List all lines of the data containing the word "Pull".

#### Data records:
(begin)
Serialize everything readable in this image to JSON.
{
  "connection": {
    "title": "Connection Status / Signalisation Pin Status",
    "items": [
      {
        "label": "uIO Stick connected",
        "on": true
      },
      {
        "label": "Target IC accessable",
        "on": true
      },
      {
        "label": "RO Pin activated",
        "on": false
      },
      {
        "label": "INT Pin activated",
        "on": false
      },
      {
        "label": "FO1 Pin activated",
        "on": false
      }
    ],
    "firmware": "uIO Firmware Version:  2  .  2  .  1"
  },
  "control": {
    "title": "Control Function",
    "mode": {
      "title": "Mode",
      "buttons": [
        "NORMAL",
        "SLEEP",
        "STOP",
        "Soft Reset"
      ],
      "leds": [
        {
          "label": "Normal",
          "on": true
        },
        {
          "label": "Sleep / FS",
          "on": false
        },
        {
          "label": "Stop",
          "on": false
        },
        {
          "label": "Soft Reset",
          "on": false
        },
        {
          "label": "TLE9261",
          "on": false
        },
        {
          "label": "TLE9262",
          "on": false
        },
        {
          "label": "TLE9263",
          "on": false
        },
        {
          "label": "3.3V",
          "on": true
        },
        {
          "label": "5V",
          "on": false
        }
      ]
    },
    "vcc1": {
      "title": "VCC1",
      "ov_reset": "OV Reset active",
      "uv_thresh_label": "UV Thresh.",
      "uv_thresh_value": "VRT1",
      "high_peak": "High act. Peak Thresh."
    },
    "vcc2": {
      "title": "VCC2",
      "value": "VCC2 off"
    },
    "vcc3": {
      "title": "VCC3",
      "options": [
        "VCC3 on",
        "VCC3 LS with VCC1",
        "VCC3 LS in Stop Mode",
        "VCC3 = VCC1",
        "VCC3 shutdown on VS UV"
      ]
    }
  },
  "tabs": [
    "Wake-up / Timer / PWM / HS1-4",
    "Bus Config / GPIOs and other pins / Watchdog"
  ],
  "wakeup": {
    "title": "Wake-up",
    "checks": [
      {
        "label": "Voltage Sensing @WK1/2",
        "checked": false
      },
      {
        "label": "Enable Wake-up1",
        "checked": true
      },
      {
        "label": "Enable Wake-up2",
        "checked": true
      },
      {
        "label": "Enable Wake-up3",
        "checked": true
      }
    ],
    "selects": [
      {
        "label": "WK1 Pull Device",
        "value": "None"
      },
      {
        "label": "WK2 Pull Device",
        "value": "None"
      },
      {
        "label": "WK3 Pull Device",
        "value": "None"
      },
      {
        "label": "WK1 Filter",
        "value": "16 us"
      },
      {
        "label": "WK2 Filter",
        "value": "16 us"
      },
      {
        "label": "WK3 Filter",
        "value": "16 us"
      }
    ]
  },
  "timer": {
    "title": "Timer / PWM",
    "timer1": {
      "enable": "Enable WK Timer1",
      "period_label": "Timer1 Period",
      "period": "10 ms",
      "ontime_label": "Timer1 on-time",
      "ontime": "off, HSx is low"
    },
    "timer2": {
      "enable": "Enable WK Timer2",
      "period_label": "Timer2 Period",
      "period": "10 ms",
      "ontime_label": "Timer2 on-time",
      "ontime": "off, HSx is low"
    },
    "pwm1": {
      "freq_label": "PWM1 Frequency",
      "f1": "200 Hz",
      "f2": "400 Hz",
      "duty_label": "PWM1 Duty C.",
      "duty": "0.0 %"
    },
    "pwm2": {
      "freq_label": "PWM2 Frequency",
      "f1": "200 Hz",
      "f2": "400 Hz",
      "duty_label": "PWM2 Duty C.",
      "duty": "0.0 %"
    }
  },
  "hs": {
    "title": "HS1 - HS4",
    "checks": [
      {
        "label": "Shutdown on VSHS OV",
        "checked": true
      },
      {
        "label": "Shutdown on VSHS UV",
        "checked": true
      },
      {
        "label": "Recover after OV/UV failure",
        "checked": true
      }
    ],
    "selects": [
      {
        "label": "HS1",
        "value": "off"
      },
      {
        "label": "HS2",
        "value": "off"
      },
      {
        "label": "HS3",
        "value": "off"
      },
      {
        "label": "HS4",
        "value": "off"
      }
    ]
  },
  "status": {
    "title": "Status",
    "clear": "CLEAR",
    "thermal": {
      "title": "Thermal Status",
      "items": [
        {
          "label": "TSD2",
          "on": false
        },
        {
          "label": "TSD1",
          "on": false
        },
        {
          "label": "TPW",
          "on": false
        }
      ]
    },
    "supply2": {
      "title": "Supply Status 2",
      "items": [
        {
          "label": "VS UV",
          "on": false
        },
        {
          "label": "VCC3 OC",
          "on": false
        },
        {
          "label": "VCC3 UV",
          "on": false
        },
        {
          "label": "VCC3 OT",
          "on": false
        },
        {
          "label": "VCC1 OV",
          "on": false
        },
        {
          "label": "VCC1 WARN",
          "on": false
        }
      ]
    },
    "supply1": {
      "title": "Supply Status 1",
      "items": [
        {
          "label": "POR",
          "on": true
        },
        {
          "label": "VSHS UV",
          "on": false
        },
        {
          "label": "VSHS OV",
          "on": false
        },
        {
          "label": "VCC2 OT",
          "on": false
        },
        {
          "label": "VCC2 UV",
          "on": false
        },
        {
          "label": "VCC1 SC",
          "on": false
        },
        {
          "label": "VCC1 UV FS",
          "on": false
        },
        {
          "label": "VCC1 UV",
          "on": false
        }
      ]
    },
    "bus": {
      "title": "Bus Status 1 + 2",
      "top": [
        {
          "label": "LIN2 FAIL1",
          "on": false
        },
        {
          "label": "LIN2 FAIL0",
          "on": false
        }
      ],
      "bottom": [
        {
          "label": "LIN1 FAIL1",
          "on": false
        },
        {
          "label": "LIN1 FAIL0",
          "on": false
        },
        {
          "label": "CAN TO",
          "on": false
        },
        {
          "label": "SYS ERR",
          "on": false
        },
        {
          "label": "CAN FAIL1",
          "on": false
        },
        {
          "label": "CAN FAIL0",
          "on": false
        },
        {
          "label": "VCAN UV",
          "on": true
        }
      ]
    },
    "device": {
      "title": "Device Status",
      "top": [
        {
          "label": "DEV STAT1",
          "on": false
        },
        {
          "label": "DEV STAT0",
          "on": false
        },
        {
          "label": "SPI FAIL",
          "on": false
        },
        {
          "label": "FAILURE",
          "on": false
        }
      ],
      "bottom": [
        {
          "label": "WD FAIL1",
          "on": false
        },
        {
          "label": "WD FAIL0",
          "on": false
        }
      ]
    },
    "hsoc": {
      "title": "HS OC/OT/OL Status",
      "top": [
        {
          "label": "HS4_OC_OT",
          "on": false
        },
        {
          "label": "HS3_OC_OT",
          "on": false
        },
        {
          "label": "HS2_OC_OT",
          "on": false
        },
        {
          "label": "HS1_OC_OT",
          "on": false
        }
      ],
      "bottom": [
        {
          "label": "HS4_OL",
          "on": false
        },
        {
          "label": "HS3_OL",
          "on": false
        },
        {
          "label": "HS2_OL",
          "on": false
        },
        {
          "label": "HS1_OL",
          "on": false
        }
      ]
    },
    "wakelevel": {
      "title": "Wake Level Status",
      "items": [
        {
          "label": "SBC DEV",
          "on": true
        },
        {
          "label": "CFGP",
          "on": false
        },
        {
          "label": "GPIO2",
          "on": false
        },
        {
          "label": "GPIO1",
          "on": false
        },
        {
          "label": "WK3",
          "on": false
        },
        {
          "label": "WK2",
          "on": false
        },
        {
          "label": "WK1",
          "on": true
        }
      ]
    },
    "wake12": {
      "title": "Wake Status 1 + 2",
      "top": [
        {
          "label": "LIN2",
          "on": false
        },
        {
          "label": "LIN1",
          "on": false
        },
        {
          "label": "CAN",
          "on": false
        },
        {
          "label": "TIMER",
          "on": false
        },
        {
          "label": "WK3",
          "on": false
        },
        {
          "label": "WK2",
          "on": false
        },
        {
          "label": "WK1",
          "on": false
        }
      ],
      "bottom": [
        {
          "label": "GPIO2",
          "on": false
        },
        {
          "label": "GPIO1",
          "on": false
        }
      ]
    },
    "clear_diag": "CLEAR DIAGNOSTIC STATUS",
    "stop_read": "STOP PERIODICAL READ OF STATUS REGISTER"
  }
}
(end)
#### WRITTEN ANSWER:
        "label": "WK1 Pull Device",
        "label": "WK2 Pull Device",
        "label": "WK3 Pull Device",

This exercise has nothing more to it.